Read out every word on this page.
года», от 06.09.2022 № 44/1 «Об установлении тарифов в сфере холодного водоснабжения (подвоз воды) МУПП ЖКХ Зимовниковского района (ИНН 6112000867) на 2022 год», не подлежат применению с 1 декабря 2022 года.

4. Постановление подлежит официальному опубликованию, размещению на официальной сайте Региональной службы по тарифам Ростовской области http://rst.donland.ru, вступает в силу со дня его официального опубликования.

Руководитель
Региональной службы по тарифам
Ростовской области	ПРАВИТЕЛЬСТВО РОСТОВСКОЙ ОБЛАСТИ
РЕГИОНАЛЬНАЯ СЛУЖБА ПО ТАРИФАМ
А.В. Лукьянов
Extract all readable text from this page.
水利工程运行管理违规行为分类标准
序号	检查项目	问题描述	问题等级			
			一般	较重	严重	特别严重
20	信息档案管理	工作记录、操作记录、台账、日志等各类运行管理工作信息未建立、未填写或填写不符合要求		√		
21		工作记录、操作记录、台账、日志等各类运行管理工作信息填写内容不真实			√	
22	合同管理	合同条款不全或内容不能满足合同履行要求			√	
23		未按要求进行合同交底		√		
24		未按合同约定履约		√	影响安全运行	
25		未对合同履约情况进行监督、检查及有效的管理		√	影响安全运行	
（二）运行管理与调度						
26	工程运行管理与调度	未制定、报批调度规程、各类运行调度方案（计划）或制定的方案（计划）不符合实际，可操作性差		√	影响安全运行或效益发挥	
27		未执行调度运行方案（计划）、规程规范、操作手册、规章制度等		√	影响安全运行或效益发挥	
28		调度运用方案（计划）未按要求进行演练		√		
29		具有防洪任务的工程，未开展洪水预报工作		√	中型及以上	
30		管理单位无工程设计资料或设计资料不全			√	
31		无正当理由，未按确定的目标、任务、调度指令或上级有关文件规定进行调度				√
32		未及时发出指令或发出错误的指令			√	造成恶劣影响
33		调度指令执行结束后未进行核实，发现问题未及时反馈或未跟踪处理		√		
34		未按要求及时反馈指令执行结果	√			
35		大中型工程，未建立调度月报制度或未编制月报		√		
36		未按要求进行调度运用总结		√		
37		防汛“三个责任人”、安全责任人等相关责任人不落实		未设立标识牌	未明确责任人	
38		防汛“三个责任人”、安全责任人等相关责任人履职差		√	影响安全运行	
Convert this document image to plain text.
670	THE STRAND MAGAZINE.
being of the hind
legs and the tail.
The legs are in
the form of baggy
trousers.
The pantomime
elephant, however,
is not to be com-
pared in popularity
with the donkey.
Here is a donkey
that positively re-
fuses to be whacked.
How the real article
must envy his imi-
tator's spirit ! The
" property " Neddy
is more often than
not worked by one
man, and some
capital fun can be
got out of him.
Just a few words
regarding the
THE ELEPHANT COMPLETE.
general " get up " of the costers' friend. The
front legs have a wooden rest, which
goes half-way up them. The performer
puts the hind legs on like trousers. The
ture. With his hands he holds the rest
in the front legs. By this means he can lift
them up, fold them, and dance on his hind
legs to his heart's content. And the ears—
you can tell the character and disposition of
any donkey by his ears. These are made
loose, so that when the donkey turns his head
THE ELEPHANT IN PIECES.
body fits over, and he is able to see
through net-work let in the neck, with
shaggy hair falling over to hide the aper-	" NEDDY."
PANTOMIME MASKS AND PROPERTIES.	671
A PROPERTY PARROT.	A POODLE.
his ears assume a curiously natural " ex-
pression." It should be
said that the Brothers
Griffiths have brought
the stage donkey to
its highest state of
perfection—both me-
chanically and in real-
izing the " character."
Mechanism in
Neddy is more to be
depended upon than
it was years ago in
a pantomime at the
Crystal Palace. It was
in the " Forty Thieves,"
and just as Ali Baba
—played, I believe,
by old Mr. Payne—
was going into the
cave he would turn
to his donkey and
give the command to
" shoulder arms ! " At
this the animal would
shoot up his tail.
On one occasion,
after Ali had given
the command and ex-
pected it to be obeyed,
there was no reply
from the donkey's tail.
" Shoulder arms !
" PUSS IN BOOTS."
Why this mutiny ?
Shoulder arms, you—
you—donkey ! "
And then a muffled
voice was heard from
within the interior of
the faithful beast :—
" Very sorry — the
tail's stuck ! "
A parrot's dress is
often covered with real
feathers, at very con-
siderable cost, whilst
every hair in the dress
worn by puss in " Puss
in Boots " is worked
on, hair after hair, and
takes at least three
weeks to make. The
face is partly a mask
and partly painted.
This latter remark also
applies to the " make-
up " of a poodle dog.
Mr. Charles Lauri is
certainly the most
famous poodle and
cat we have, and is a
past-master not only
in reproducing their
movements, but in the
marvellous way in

*WHAT IS REQUIRED*
Return all of the above records exactly, leaving no line out.

*THE REPLY*
Read out every word on this page.
года», от 06.09.2022 № 44/1 «Об установлении тарифов в сфере холодного водоснабжения (подвоз воды) МУПП ЖКХ Зимовниковского района (ИНН 6112000867) на 2022 год», не подлежат применению с 1 декабря 2022 года.

4. Постановление подлежит официальному опубликованию, размещению на официальной сайте Региональной службы по тарифам Ростовской области http://rst.donland.ru, вступает в силу со дня его официального опубликования.

Руководитель
Региональной службы по тарифам
Ростовской области	ПРАВИТЕЛЬСТВО РОСТОВСКОЙ ОБЛАСТИ
РЕГИОНАЛЬНАЯ СЛУЖБА ПО ТАРИФАМ
А.В. Лукьянов
Extract all readable text from this page.
水利工程运行管理违规行为分类标准
序号	检查项目	问题描述	问题等级			
			一般	较重	严重	特别严重
20	信息档案管理	工作记录、操作记录、台账、日志等各类运行管理工作信息未建立、未填写或填写不符合要求		√		
21		工作记录、操作记录、台账、日志等各类运行管理工作信息填写内容不真实			√	
22	合同管理	合同条款不全或内容不能满足合同履行要求			√	
23		未按要求进行合同交底		√		
24		未按合同约定履约		√	影响安全运行	
25		未对合同履约情况进行监督、检查及有效的管理		√	影响安全运行	
（二）运行管理与调度						
26	工程运行管理与调度	未制定、报批调度规程、各类运行调度方案（计划）或制定的方案（计划）不符合实际，可操作性差		√	影响安全运行或效益发挥	
27		未执行调度运行方案（计划）、规程规范、操作手册、规章制度等		√	影响安全运行或效益发挥	
28		调度运用方案（计划）未按要求进行演练		√		
29		具有防洪任务的工程，未开展洪水预报工作		√	中型及以上	
30		管理单位无工程设计资料或设计资料不全			√	
31		无正当理由，未按确定的目标、任务、调度指令或上级有关文件规定进行调度				√
32		未及时发出指令或发出错误的指令			√	造成恶劣影响
33		调度指令执行结束后未进行核实，发现问题未及时反馈或未跟踪处理		√		
34		未按要求及时反馈指令执行结果	√			
35		大中型工程，未建立调度月报制度或未编制月报		√		
36		未按要求进行调度运用总结		√		
37		防汛“三个责任人”、安全责任人等相关责任人不落实		未设立标识牌	未明确责任人	
38		防汛“三个责任人”、安全责任人等相关责任人履职差		√	影响安全运行	
Convert this document image to plain text.
670	THE STRAND MAGAZINE.
being of the hind
legs and the tail.
The legs are in
the form of baggy
trousers.
The pantomime
elephant, however,
is not to be com-
pared in popularity
with the donkey.
Here is a donkey
that positively re-
fuses to be whacked.
How the real article
must envy his imi-
tator's spirit ! The
" property " Neddy
is more often than
not worked by one
man, and some
capital fun can be
got out of him.
Just a few words
regarding the
THE ELEPHANT COMPLETE.
general " get up " of the costers' friend. The
front legs have a wooden rest, which
goes half-way up them. The performer
puts the hind legs on like trousers. The
ture. With his hands he holds the rest
in the front legs. By this means he can lift
them up, fold them, and dance on his hind
legs to his heart's content. And the ears—
you can tell the character and disposition of
any donkey by his ears. These are made
loose, so that when the donkey turns his head
THE ELEPHANT IN PIECES.
body fits over, and he is able to see
through net-work let in the neck, with
shaggy hair falling over to hide the aper-	" NEDDY."
PANTOMIME MASKS AND PROPERTIES.	671
A PROPERTY PARROT.	A POODLE.
his ears assume a curiously natural " ex-
pression." It should be
said that the Brothers
Griffiths have brought
the stage donkey to
its highest state of
perfection—both me-
chanically and in real-
izing the " character."
Mechanism in
Neddy is more to be
depended upon than
it was years ago in
a pantomime at the
Crystal Palace. It was
in the " Forty Thieves,"
and just as Ali Baba
—played, I believe,
by old Mr. Payne—
was going into the
cave he would turn
to his donkey and
give the command to
" shoulder arms ! " At
this the animal would
shoot up his tail.
On one occasion,
after Ali had given
the command and ex-
pected it to be obeyed,
there was no reply
from the donkey's tail.
" Shoulder arms !
" PUSS IN BOOTS."
Why this mutiny ?
Shoulder arms, you—
you—donkey ! "
And then a muffled
voice was heard from
within the interior of
the faithful beast :—
" Very sorry — the
tail's stuck ! "
A parrot's dress is
often covered with real
feathers, at very con-
siderable cost, whilst
every hair in the dress
worn by puss in " Puss
in Boots " is worked
on, hair after hair, and
takes at least three
weeks to make. The
face is partly a mask
and partly painted.
This latter remark also
applies to the " make-
up " of a poodle dog.
Mr. Charles Lauri is
certainly the most
famous poodle and
cat we have, and is a
past-master not only
in reproducing their
movements, but in the
marvellous way in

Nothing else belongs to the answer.